Records excerpted from a collection:
-- BEGIN --
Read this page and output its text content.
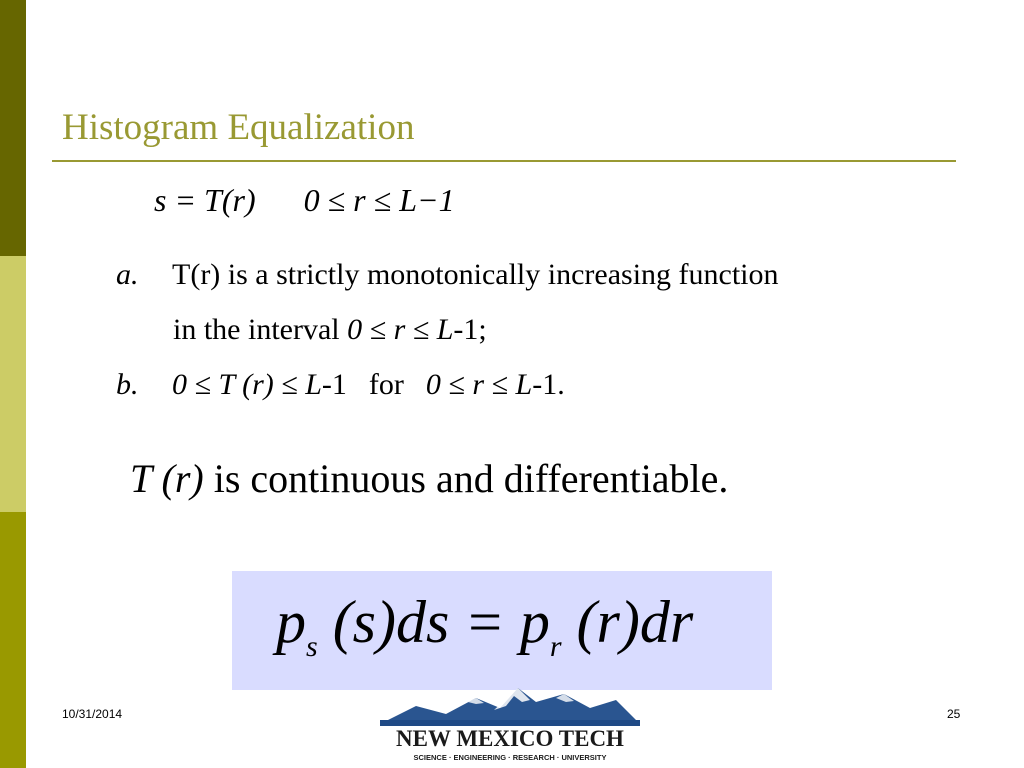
Histogram Equalization
s = T(r) 0 ≤ r ≤ L−1
a. T(r) is a strictly monotonically increasing function
in the interval 0 ≤ r ≤ L-1;
b. 0 ≤ T (r) ≤ L-1 for 0 ≤ r ≤ L-1.
T (r) is continuous and differentiable.
$p_s$ $(s)ds = p_r$ (r)dr
10/31/2014	25
NEW MEXICO TECH
SCIENCE · ENGINEERING · RESEARCH · UNIVERSITY
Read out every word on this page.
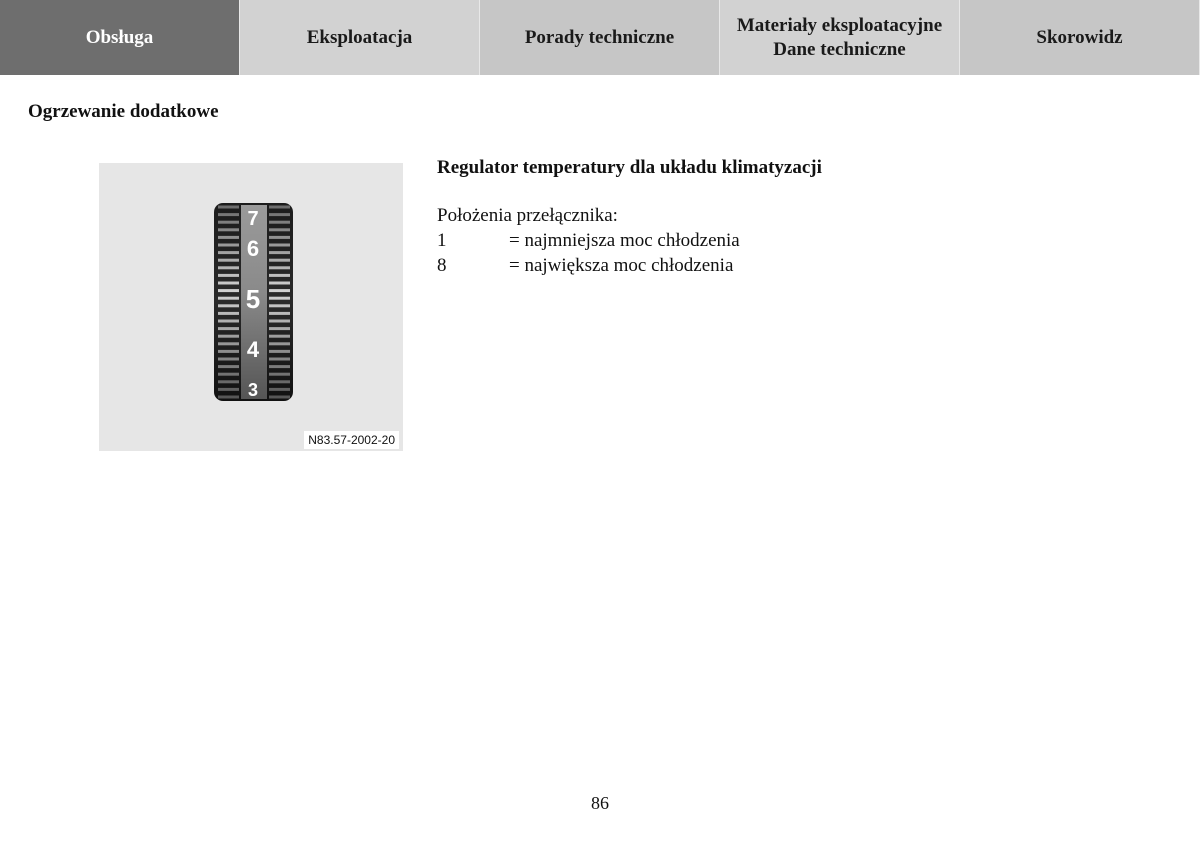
Obsługa	Eksploatacja	Porady techniczne
Materiały eksploatacyjne
Dane techniczne
Skorowidz
Ogrzewanie dodatkowe
7
6
5
4
3
N83.57-2002-20
Regulator temperatury dla układu klimatyzacji

Położenia przełącznika:

1	= najmniejsza moc chłodzenia
8	= największa moc chłodzenia
86
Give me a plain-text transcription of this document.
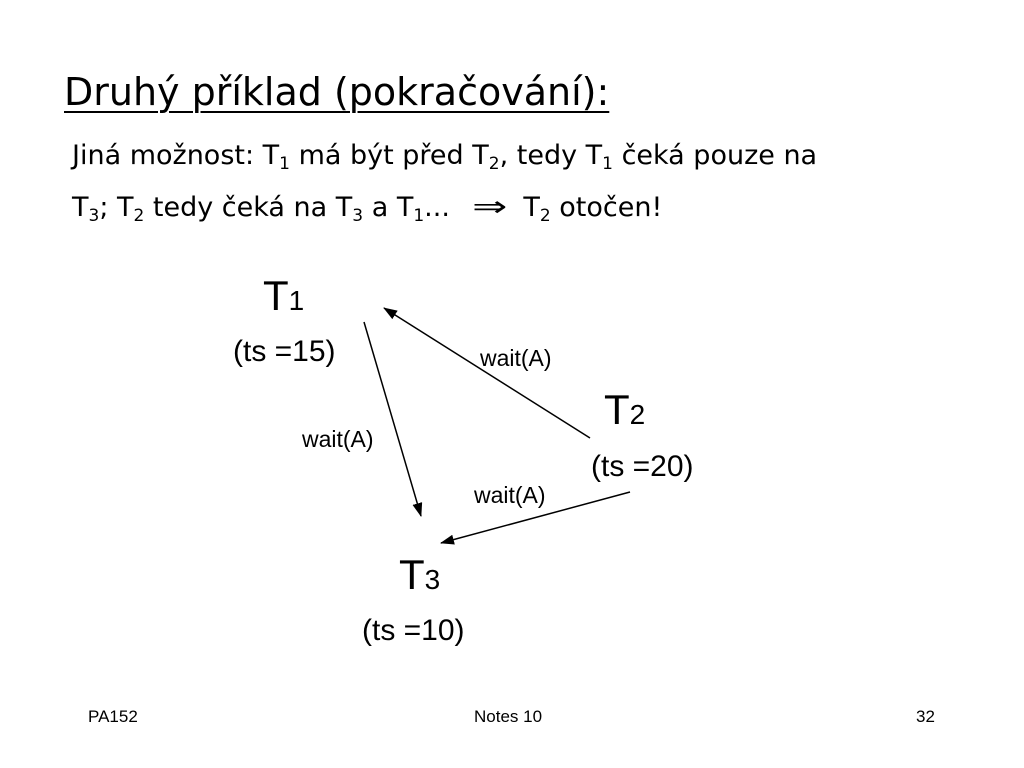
Druhý příklad (pokračování):
Jiná možnost: $T_1$ má být před $T_2$, tedy $T_1$ čeká pouze na
$T_3$; $T_2$ tedy čeká na $T_3$ a $T_1$... ⇒ $T_2$ otočen!
T1
(ts =15)
T2
(ts =20)
T3
(ts =10)
wait(A)
wait(A)
wait(A)
PA152	Notes 10	32
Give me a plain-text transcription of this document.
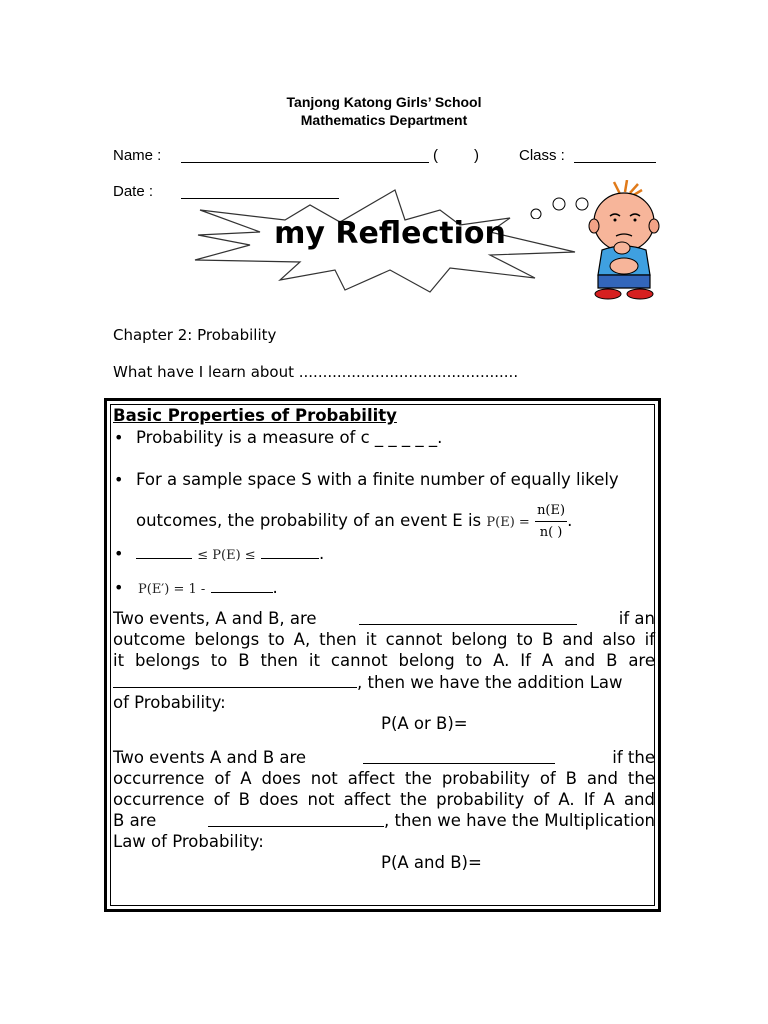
Tanjong Katong Girls’ School
Mathematics Department
Name :	( )	Class :
Date :
my Reflection
Chapter 2: Probability
What have I learn about ..............................................
Basic Properties of Probability
• Probability is a measure of c _ _ _ _ _.
• For a sample space S with a finite number of equally likely
outcomes, the probability of an event E is $P(E) = \frac{n(E)}{n( )}$ .
•	≤ P(E) ≤	.
• P(E′) = 1 -	.
Two events, A and B, are	if an
outcome belongs to A, then it cannot belong to B and also if
it belongs to B then it cannot belong to A. If A and B are
, then we have the addition Law
of Probability:
P(A or B)=
Two events A and B are	if the
occurrence of A does not affect the probability of B and the
occurrence of B does not affect the probability of A. If A and
B are	, then we have the Multiplication
Law of Probability:
P(A and B)=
-- END --
Task -
From the data above, pick out each line containing "belongs" and copy it.

Result -
outcome belongs to A, then it cannot belong to B and also if
it belongs to B then it cannot belong to A. If A and B are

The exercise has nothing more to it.